**WHAT THE TASK REQUIRES:**
Find how many lines in the data below include the word "second", then write only that number.

Dataset items:

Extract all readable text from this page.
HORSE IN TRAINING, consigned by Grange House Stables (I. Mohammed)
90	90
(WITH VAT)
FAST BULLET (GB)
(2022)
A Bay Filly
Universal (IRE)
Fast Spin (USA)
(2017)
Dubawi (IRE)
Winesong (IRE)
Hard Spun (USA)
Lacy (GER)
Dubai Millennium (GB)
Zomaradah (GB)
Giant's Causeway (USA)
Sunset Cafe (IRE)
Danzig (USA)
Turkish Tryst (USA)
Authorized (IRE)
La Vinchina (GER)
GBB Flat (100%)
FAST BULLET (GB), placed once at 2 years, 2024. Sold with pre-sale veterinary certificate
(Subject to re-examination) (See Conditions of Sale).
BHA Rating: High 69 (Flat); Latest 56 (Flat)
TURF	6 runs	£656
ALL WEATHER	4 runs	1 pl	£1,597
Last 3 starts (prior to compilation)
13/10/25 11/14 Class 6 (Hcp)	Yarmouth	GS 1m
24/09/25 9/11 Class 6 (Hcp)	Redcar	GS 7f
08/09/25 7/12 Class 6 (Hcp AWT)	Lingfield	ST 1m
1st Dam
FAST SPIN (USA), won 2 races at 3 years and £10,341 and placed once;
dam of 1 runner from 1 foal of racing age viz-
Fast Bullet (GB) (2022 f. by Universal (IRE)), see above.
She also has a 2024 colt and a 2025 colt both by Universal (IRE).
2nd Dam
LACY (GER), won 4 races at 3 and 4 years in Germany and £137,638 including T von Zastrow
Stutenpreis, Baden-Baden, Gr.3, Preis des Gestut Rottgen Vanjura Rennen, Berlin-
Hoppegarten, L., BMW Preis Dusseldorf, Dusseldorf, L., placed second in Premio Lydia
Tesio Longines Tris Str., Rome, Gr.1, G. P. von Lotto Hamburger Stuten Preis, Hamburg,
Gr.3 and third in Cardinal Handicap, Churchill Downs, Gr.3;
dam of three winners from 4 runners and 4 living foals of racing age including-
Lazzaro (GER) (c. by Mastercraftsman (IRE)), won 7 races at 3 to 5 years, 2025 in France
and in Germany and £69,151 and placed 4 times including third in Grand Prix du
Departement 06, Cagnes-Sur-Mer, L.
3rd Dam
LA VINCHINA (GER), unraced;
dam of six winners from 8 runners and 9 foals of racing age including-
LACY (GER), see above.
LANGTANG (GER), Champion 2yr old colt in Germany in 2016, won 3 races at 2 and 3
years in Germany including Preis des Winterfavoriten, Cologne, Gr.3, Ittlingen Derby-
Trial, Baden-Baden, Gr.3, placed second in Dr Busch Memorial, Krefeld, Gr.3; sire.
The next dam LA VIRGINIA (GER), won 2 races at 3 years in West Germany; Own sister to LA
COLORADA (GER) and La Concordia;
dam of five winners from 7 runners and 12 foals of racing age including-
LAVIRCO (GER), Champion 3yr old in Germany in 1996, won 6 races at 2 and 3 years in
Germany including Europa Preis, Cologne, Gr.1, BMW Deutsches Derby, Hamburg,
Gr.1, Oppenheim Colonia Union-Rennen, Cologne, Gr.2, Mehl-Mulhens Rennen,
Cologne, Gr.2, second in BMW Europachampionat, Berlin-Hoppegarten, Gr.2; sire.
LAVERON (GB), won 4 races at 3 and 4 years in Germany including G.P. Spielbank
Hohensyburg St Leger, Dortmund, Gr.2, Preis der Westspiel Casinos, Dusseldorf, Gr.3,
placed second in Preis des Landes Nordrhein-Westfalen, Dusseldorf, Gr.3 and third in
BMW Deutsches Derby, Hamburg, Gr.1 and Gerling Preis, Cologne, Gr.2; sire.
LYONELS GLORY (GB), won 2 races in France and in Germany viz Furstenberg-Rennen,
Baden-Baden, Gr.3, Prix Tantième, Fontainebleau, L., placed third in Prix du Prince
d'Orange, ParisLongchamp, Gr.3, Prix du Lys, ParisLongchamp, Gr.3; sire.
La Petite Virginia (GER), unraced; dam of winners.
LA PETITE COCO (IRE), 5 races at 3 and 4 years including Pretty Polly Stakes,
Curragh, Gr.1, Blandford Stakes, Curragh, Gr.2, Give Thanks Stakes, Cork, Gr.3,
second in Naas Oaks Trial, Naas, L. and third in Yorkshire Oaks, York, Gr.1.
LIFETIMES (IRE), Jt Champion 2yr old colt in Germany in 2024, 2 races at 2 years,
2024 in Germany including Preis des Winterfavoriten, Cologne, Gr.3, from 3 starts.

**OUTPUT BELOW:**
5